▶ _Task prompt_: Your task is to restate the data word for word.

▶ _The data_:
>> BEGIN
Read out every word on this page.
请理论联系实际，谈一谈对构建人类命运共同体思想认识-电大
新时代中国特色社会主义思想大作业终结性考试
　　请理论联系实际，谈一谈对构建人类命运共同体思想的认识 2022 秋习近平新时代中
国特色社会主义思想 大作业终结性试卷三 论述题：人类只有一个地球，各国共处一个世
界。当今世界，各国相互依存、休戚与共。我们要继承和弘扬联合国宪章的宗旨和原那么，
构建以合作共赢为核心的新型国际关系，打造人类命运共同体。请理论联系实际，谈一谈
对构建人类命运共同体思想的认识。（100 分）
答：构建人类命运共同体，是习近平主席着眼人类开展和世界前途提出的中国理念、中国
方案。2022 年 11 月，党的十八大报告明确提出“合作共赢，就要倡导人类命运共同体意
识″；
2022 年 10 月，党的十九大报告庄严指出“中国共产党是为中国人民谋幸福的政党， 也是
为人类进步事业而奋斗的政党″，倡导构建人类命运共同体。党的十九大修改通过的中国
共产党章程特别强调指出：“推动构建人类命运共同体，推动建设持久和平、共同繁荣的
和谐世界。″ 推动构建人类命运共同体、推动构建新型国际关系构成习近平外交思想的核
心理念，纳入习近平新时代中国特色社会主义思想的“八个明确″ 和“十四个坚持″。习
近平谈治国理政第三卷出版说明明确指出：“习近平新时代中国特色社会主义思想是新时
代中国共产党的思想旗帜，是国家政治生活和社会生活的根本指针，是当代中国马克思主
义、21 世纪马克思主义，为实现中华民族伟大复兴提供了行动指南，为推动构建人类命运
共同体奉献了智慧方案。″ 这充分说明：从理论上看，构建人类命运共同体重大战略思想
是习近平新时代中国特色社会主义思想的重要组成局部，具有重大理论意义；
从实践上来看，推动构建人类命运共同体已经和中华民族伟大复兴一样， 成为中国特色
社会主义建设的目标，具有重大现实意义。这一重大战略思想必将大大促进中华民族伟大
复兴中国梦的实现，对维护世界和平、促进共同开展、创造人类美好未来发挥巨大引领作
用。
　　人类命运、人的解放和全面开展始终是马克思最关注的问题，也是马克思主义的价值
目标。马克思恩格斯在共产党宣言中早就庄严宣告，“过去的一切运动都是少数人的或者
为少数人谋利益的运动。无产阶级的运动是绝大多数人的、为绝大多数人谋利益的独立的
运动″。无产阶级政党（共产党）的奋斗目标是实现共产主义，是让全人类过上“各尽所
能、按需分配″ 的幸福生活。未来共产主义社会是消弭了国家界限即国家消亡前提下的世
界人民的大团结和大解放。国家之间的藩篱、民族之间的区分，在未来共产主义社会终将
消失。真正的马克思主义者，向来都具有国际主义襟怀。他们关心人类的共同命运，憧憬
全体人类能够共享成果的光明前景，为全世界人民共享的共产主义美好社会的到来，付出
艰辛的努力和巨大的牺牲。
>> END
▶ _Response_:
Read out every word on this page.
请理论联系实际，谈一谈对构建人类命运共同体思想认识-电大
新时代中国特色社会主义思想大作业终结性考试
　　请理论联系实际，谈一谈对构建人类命运共同体思想的认识 2022 秋习近平新时代中
国特色社会主义思想 大作业终结性试卷三 论述题：人类只有一个地球，各国共处一个世
界。当今世界，各国相互依存、休戚与共。我们要继承和弘扬联合国宪章的宗旨和原那么，
构建以合作共赢为核心的新型国际关系，打造人类命运共同体。请理论联系实际，谈一谈
对构建人类命运共同体思想的认识。（100 分）
答：构建人类命运共同体，是习近平主席着眼人类开展和世界前途提出的中国理念、中国
方案。2022 年 11 月，党的十八大报告明确提出“合作共赢，就要倡导人类命运共同体意
识″；
2022 年 10 月，党的十九大报告庄严指出“中国共产党是为中国人民谋幸福的政党， 也是
为人类进步事业而奋斗的政党″，倡导构建人类命运共同体。党的十九大修改通过的中国
共产党章程特别强调指出：“推动构建人类命运共同体，推动建设持久和平、共同繁荣的
和谐世界。″ 推动构建人类命运共同体、推动构建新型国际关系构成习近平外交思想的核
心理念，纳入习近平新时代中国特色社会主义思想的“八个明确″ 和“十四个坚持″。习
近平谈治国理政第三卷出版说明明确指出：“习近平新时代中国特色社会主义思想是新时
代中国共产党的思想旗帜，是国家政治生活和社会生活的根本指针，是当代中国马克思主
义、21 世纪马克思主义，为实现中华民族伟大复兴提供了行动指南，为推动构建人类命运
共同体奉献了智慧方案。″ 这充分说明：从理论上看，构建人类命运共同体重大战略思想
是习近平新时代中国特色社会主义思想的重要组成局部，具有重大理论意义；
从实践上来看，推动构建人类命运共同体已经和中华民族伟大复兴一样， 成为中国特色
社会主义建设的目标，具有重大现实意义。这一重大战略思想必将大大促进中华民族伟大
复兴中国梦的实现，对维护世界和平、促进共同开展、创造人类美好未来发挥巨大引领作
用。
　　人类命运、人的解放和全面开展始终是马克思最关注的问题，也是马克思主义的价值
目标。马克思恩格斯在共产党宣言中早就庄严宣告，“过去的一切运动都是少数人的或者
为少数人谋利益的运动。无产阶级的运动是绝大多数人的、为绝大多数人谋利益的独立的
运动″。无产阶级政党（共产党）的奋斗目标是实现共产主义，是让全人类过上“各尽所
能、按需分配″ 的幸福生活。未来共产主义社会是消弭了国家界限即国家消亡前提下的世
界人民的大团结和大解放。国家之间的藩篱、民族之间的区分，在未来共产主义社会终将
消失。真正的马克思主义者，向来都具有国际主义襟怀。他们关心人类的共同命运，憧憬
全体人类能够共享成果的光明前景，为全世界人民共享的共产主义美好社会的到来，付出
艰辛的努力和巨大的牺牲。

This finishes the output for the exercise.